## Task objective:
Check each line of the material. Copy those containing "Celakówny".

Data records:
______

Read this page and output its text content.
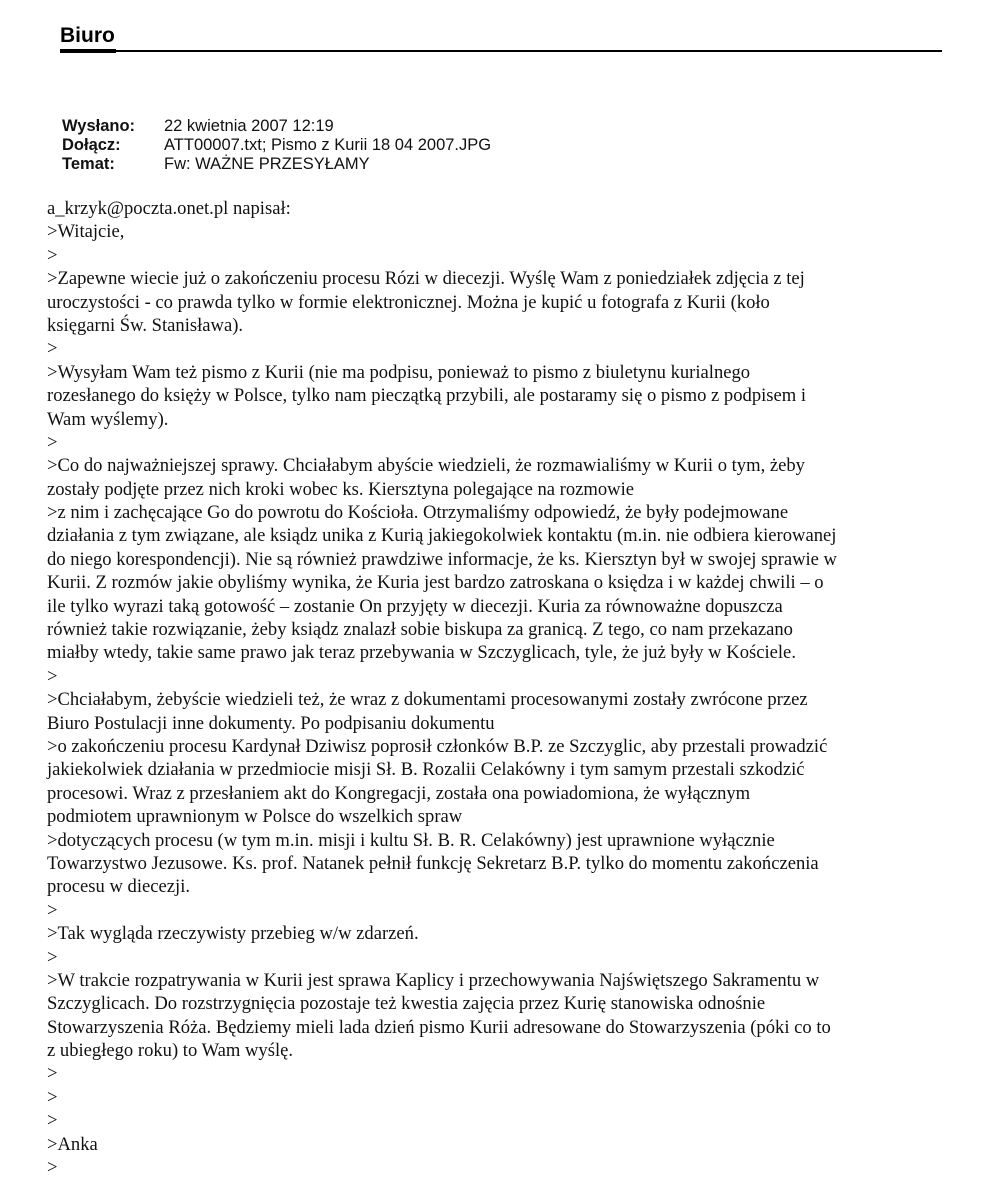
Biuro
Wysłano:	22 kwietnia 2007 12:19
Dołącz:	ATT00007.txt; Pismo z Kurii 18 04 2007.JPG
Temat:	Fw: WAŻNE PRZESYŁAMY
a_krzyk@poczta.onet.pl napisał:
>Witajcie,
>
>Zapewne wiecie już o zakończeniu procesu Rózi w diecezji. Wyślę Wam z poniedziałek zdjęcia z tej
uroczystości - co prawda tylko w formie elektronicznej. Można je kupić u fotografa z Kurii (koło
księgarni Św. Stanisława).
>
>Wysyłam Wam też pismo z Kurii (nie ma podpisu, ponieważ to pismo z biuletynu kurialnego
rozesłanego do księży w Polsce, tylko nam pieczątką przybili, ale postaramy się o pismo z podpisem i
Wam wyślemy).
>
>Co do najważniejszej sprawy. Chciałabym abyście wiedzieli, że rozmawialiśmy w Kurii o tym, żeby
zostały podjęte przez nich kroki wobec ks. Kiersztyna polegające na rozmowie
>z nim i zachęcające Go do powrotu do Kościoła. Otrzymaliśmy odpowiedź, że były podejmowane
działania z tym związane, ale ksiądz unika z Kurią jakiegokolwiek kontaktu (m.in. nie odbiera kierowanej
do niego korespondencji). Nie są również prawdziwe informacje, że ks. Kiersztyn był w swojej sprawie w
Kurii. Z rozmów jakie obyliśmy wynika, że Kuria jest bardzo zatroskana o księdza i w każdej chwili – o
ile tylko wyrazi taką gotowość – zostanie On przyjęty w diecezji. Kuria za równoważne dopuszcza
również takie rozwiązanie, żeby ksiądz znalazł sobie biskupa za granicą. Z tego, co nam przekazano
miałby wtedy, takie same prawo jak teraz przebywania w Szczyglicach, tyle, że już były w Kościele.
>
>Chciałabym, żebyście wiedzieli też, że wraz z dokumentami procesowanymi zostały zwrócone przez
Biuro Postulacji inne dokumenty. Po podpisaniu dokumentu
>o zakończeniu procesu Kardynał Dziwisz poprosił członków B.P. ze Szczyglic, aby przestali prowadzić
jakiekolwiek działania w przedmiocie misji Sł. B. Rozalii Celakówny i tym samym przestali szkodzić
procesowi. Wraz z przesłaniem akt do Kongregacji, została ona powiadomiona, że wyłącznym
podmiotem uprawnionym w Polsce do wszelkich spraw
>dotyczących procesu (w tym m.in. misji i kultu Sł. B. R. Celakówny) jest uprawnione wyłącznie
Towarzystwo Jezusowe. Ks. prof. Natanek pełnił funkcję Sekretarz B.P. tylko do momentu zakończenia
procesu w diecezji.
>
>Tak wygląda rzeczywisty przebieg w/w zdarzeń.
>
>W trakcie rozpatrywania w Kurii jest sprawa Kaplicy i przechowywania Najświętszego Sakramentu w
Szczyglicach. Do rozstrzygnięcia pozostaje też kwestia zajęcia przez Kurię stanowiska odnośnie
Stowarzyszenia Róża. Będziemy mieli lada dzień pismo Kurii adresowane do Stowarzyszenia (póki co to
z ubiegłego roku) to Wam wyślę.
>
>
>
>Anka
>
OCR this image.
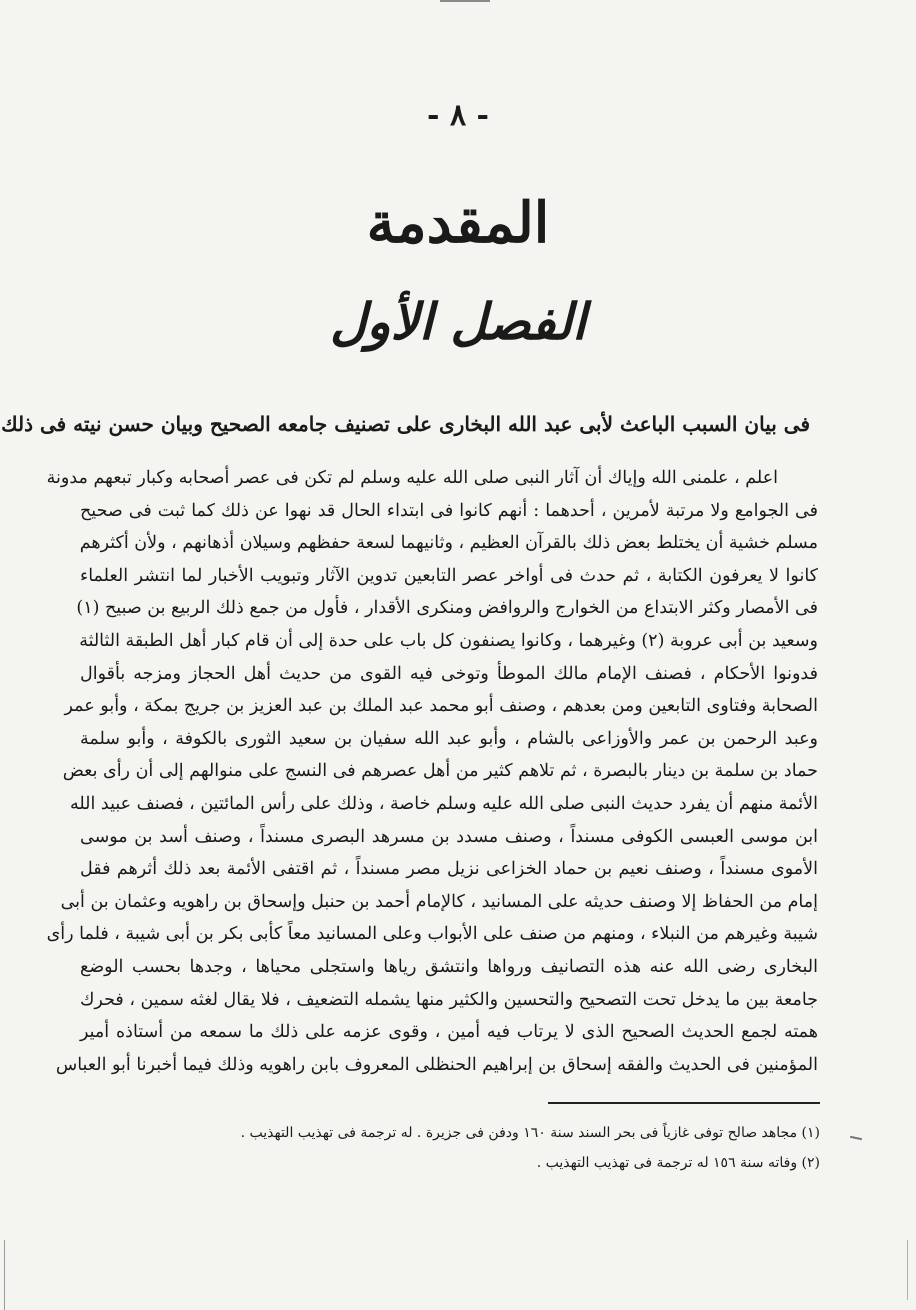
- ٨ -
المقدمة
الفصل الأول
فى بيان السبب الباعث لأبى عبد الله البخارى على تصنيف جامعه الصحيح وبيان حسن نيته فى ذلك
اعلم ، علمنى الله وإياك أن آثار النبى صلى الله عليه وسلم لم تكن فى عصر أصحابه وكبار تبعهم مدونة
فى الجوامع ولا مرتبة لأمرين ، أحدهما : أنهم كانوا فى ابتداء الحال قد نهوا عن ذلك كما ثبت فى صحيح
مسلم خشية أن يختلط بعض ذلك بالقرآن العظيم ، وثانيهما لسعة حفظهم وسيلان أذهانهم ، ولأن أكثرهم
كانوا لا يعرفون الكتابة ، ثم حدث فى أواخر عصر التابعين تدوين الآثار وتبويب الأخبار لما انتشر العلماء
فى الأمصار وكثر الابتداع من الخوارج والروافض ومنكرى الأقدار ، فأول من جمع ذلك الربيع بن صبيح (١)
وسعيد بن أبى عروبة (٢) وغيرهما ، وكانوا يصنفون كل باب على حدة إلى أن قام كبار أهل الطبقة الثالثة
فدونوا الأحكام ، فصنف الإمام مالك الموطأ وتوخى فيه القوى من حديث أهل الحجاز ومزجه بأقوال
الصحابة وفتاوى التابعين ومن بعدهم ، وصنف أبو محمد عبد الملك بن عبد العزيز بن جريج بمكة ، وأبو عمر
وعبد الرحمن بن عمر والأوزاعى بالشام ، وأبو عبد الله سفيان بن سعيد الثورى بالكوفة ، وأبو سلمة
حماد بن سلمة بن دينار بالبصرة ، ثم تلاهم كثير من أهل عصرهم فى النسج على منوالهم إلى أن رأى بعض
الأئمة منهم أن يفرد حديث النبى صلى الله عليه وسلم خاصة ، وذلك على رأس المائتين ، فصنف عبيد الله
ابن موسى العبسى الكوفى مسنداً ، وصنف مسدد بن مسرهد البصرى مسنداً ، وصنف أسد بن موسى
الأموى مسنداً ، وصنف نعيم بن حماد الخزاعى نزيل مصر مسنداً ، ثم اقتفى الأئمة بعد ذلك أثرهم فقل
إمام من الحفاظ إلا وصنف حديثه على المسانيد ، كالإمام أحمد بن حنبل وإسحاق بن راهويه وعثمان بن أبى
شيبة وغيرهم من النبلاء ، ومنهم من صنف على الأبواب وعلى المسانيد معاً كأبى بكر بن أبى شيبة ، فلما رأى
البخارى رضى الله عنه هذه التصانيف ورواها وانتشق رياها واستجلى محياها ، وجدها بحسب الوضع
جامعة بين ما يدخل تحت التصحيح والتحسين والكثير منها يشمله التضعيف ، فلا يقال لغثه سمين ، فحرك
همته لجمع الحديث الصحيح الذى لا يرتاب فيه أمين ، وقوى عزمه على ذلك ما سمعه من أستاذه أمير
المؤمنين فى الحديث والفقه إسحاق بن إبراهيم الحنظلى المعروف بابن راهويه وذلك فيما أخبرنا أبو العباس
(١) مجاهد صالح توفى غازياً فى بحر السند سنة ١٦٠ ودفن فى جزيرة . له ترجمة فى تهذيب التهذيب .
(٢) وفاته سنة ١٥٦ له ترجمة فى تهذيب التهذيب .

______

## Answer in full:
jakiekolwiek działania w przedmiocie misji Sł. B. Rozalii Celakówny i tym samym przestali szkodzić
>dotyczących procesu (w tym m.in. misji i kultu Sł. B. R. Celakówny) jest uprawnione wyłącznie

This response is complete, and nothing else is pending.